START Entries supplied

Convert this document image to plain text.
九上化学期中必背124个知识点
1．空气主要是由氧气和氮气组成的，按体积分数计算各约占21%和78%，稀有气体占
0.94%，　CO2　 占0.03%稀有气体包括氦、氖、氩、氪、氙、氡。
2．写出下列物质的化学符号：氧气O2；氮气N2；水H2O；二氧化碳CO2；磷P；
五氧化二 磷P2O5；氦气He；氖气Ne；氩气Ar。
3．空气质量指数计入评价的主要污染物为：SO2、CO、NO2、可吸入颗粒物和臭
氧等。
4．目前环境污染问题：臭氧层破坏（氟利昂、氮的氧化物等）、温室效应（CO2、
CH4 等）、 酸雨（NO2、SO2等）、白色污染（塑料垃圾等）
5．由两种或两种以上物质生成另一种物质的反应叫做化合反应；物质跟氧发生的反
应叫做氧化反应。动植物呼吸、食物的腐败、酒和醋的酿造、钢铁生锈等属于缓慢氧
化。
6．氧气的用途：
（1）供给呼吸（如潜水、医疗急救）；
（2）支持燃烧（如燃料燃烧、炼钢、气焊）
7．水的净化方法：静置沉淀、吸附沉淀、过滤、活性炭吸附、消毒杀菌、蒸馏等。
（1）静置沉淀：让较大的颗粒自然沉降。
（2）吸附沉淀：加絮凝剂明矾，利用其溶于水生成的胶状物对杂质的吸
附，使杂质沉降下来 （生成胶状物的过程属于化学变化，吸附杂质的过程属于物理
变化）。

END Entries supplied

• _Request_:
All of the lines above must be returned exactly.

• _Solution to this problem_:
Convert this document image to plain text.
九上化学期中必背124个知识点
1．空气主要是由氧气和氮气组成的，按体积分数计算各约占21%和78%，稀有气体占
0.94%，　CO2　 占0.03%稀有气体包括氦、氖、氩、氪、氙、氡。
2．写出下列物质的化学符号：氧气O2；氮气N2；水H2O；二氧化碳CO2；磷P；
五氧化二 磷P2O5；氦气He；氖气Ne；氩气Ar。
3．空气质量指数计入评价的主要污染物为：SO2、CO、NO2、可吸入颗粒物和臭
氧等。
4．目前环境污染问题：臭氧层破坏（氟利昂、氮的氧化物等）、温室效应（CO2、
CH4 等）、 酸雨（NO2、SO2等）、白色污染（塑料垃圾等）
5．由两种或两种以上物质生成另一种物质的反应叫做化合反应；物质跟氧发生的反
应叫做氧化反应。动植物呼吸、食物的腐败、酒和醋的酿造、钢铁生锈等属于缓慢氧
化。
6．氧气的用途：
（1）供给呼吸（如潜水、医疗急救）；
（2）支持燃烧（如燃料燃烧、炼钢、气焊）
7．水的净化方法：静置沉淀、吸附沉淀、过滤、活性炭吸附、消毒杀菌、蒸馏等。
（1）静置沉淀：让较大的颗粒自然沉降。
（2）吸附沉淀：加絮凝剂明矾，利用其溶于水生成的胶状物对杂质的吸
附，使杂质沉降下来 （生成胶状物的过程属于化学变化，吸附杂质的过程属于物理
变化）。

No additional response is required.